**What the task requires**
Say how many lines hold the string "JSON"; please write nothing but the number.

## Begin Records to use

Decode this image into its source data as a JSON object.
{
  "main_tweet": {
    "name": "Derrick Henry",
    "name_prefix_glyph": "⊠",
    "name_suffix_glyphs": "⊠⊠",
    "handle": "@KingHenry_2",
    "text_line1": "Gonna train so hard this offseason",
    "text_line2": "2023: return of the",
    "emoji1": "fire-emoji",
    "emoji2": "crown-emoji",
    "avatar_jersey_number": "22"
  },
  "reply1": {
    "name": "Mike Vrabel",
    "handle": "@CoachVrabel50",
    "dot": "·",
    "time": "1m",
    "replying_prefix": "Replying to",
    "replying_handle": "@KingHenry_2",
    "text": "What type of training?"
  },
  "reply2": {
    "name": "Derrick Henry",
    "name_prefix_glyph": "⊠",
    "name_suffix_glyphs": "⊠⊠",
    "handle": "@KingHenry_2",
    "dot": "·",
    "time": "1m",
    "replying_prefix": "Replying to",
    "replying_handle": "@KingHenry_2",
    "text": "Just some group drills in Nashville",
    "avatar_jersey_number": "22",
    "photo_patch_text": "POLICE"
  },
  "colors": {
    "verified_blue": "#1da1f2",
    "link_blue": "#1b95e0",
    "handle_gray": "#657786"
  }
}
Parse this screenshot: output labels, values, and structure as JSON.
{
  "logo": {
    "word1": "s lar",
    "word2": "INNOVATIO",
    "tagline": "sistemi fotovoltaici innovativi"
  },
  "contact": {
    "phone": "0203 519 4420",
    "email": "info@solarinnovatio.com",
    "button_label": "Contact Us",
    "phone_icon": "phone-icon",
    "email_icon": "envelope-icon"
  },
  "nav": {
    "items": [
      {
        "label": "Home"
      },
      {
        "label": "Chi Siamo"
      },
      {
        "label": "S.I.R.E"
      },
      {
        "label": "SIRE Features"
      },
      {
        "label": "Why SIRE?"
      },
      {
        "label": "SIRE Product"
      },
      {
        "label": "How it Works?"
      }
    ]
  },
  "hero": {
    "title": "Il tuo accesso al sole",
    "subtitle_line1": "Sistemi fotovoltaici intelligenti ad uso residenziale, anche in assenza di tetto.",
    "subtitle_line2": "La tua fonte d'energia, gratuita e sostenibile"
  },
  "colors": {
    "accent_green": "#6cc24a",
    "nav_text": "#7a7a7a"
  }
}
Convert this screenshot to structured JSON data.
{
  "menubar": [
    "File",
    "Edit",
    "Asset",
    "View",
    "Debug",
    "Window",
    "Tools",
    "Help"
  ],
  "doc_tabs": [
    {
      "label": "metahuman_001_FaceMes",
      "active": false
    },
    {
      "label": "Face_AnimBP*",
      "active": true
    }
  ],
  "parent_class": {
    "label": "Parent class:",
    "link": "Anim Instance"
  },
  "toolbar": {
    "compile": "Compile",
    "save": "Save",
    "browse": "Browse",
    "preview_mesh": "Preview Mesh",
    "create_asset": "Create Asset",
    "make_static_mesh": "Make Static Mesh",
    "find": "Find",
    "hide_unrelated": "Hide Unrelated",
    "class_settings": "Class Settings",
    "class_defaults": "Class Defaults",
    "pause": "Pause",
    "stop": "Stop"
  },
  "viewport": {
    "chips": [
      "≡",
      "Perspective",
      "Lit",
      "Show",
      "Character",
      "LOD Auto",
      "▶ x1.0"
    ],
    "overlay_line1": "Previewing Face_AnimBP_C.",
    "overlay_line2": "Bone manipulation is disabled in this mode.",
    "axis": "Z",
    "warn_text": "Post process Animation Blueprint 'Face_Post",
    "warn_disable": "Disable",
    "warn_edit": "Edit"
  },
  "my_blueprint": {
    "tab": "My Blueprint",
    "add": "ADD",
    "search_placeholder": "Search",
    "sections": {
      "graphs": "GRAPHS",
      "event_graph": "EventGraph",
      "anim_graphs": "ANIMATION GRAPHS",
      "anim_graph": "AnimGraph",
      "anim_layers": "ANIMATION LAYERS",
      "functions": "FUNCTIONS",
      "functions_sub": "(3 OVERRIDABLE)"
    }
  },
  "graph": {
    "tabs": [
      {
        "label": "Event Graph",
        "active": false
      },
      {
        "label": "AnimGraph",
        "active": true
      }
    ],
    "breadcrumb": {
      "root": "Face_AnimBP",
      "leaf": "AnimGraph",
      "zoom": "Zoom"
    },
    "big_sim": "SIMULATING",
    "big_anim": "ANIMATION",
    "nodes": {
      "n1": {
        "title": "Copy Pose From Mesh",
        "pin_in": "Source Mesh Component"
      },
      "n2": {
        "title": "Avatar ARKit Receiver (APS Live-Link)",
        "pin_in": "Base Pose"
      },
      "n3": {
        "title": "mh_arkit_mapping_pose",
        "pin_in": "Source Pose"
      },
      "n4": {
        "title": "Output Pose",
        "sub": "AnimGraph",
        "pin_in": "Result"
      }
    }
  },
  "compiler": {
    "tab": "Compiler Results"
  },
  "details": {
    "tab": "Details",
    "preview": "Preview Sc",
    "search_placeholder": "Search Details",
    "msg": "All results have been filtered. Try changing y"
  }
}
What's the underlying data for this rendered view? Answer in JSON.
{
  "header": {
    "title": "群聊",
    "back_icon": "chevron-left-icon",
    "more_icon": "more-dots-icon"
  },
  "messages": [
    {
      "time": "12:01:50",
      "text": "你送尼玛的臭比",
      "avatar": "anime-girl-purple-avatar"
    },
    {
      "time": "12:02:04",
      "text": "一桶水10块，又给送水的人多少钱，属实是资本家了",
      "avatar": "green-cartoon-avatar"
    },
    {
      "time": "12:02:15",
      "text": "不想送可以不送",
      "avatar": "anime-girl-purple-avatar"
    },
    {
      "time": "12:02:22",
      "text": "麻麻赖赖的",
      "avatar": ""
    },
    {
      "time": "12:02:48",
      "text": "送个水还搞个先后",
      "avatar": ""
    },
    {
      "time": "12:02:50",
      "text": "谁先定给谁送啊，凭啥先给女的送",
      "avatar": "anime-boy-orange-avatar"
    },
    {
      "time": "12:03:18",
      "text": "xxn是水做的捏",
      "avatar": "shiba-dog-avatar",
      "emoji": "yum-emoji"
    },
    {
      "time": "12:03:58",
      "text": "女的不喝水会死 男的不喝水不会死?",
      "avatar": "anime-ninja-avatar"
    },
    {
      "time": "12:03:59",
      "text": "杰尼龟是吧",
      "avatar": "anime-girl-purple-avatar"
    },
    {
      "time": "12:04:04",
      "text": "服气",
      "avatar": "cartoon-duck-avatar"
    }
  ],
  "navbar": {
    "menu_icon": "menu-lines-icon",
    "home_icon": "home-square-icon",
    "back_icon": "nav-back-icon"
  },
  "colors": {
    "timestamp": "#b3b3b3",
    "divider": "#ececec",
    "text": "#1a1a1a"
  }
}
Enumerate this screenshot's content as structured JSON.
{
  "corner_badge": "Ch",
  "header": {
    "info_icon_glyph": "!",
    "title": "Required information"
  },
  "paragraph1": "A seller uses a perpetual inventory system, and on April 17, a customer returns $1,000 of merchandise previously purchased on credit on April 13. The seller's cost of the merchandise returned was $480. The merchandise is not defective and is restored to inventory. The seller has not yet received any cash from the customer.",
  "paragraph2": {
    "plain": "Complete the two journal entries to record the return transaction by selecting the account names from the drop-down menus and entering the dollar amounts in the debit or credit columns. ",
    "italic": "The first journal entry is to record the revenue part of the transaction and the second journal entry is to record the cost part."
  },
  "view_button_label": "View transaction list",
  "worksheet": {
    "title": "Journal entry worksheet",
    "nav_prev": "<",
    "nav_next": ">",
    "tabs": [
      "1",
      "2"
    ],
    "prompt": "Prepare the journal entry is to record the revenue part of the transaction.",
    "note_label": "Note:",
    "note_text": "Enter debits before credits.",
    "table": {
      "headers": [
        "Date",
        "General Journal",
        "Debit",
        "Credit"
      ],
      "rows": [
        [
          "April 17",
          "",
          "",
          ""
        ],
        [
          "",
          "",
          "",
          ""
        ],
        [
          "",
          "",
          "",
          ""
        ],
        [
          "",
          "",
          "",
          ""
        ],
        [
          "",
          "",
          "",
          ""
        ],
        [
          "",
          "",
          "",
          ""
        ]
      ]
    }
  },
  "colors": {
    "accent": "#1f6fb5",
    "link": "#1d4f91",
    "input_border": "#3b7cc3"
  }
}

## End Records to use

**Solved exercise**
5